## What is expected
Could you write out every record below exactly, leaving out any pictures?

═════ Excerpted data

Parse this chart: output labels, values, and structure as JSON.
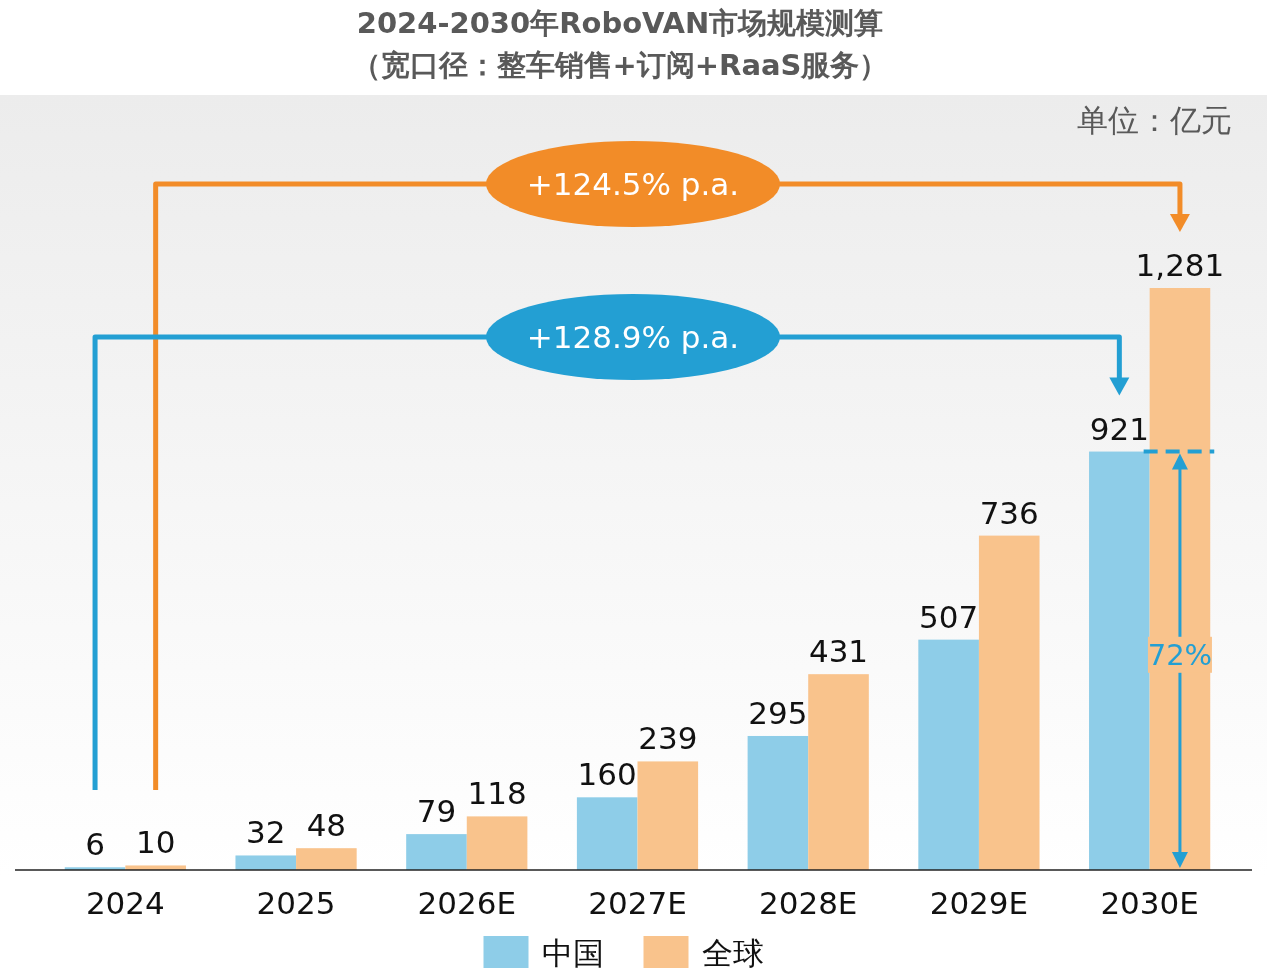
{
  "chart_data": {
    "type": "bar",
    "title": "2024-2030年RoboVAN市场规模测算",
    "subtitle": "（宽口径：整车销售+订阅+RaaS服务）",
    "categories": [
      "2024",
      "2025",
      "2026E",
      "2027E",
      "2028E",
      "2029E",
      "2030E"
    ],
    "series": [
      {
        "name": "中国",
        "color": "#8ecde8",
        "values": [
          6,
          32,
          79,
          160,
          295,
          507,
          921
        ],
        "value_labels": [
          "6",
          "32",
          "79",
          "160",
          "295",
          "507",
          "921"
        ]
      },
      {
        "name": "全球",
        "color": "#f9c38c",
        "values": [
          10,
          48,
          118,
          239,
          431,
          736,
          1281
        ],
        "value_labels": [
          "10",
          "48",
          "118",
          "239",
          "431",
          "736",
          "1,281"
        ]
      }
    ],
    "legend": "bottom",
    "annotations": [
      "单位：亿元",
      "+124.5% p.a.",
      "+128.9% p.a.",
      "72%"
    ]
  }
}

══════════

## Full solution
Parse this chart: output labels, values, and structure as JSON.
{
  "chart_data": {
    "type": "bar",
    "title": "2024-2030年RoboVAN市场规模测算",
    "subtitle": "（宽口径：整车销售+订阅+RaaS服务）",
    "categories": [
      "2024",
      "2025",
      "2026E",
      "2027E",
      "2028E",
      "2029E",
      "2030E"
    ],
    "series": [
      {
        "name": "中国",
        "color": "#8ecde8",
        "values": [
          6,
          32,
          79,
          160,
          295,
          507,
          921
        ],
        "value_labels": [
          "6",
          "32",
          "79",
          "160",
          "295",
          "507",
          "921"
        ]
      },
      {
        "name": "全球",
        "color": "#f9c38c",
        "values": [
          10,
          48,
          118,
          239,
          431,
          736,
          1281
        ],
        "value_labels": [
          "10",
          "48",
          "118",
          "239",
          "431",
          "736",
          "1,281"
        ]
      }
    ],
    "legend": "bottom",
    "annotations": [
      "单位：亿元",
      "+124.5% p.a.",
      "+128.9% p.a.",
      "72%"
    ]
  }
}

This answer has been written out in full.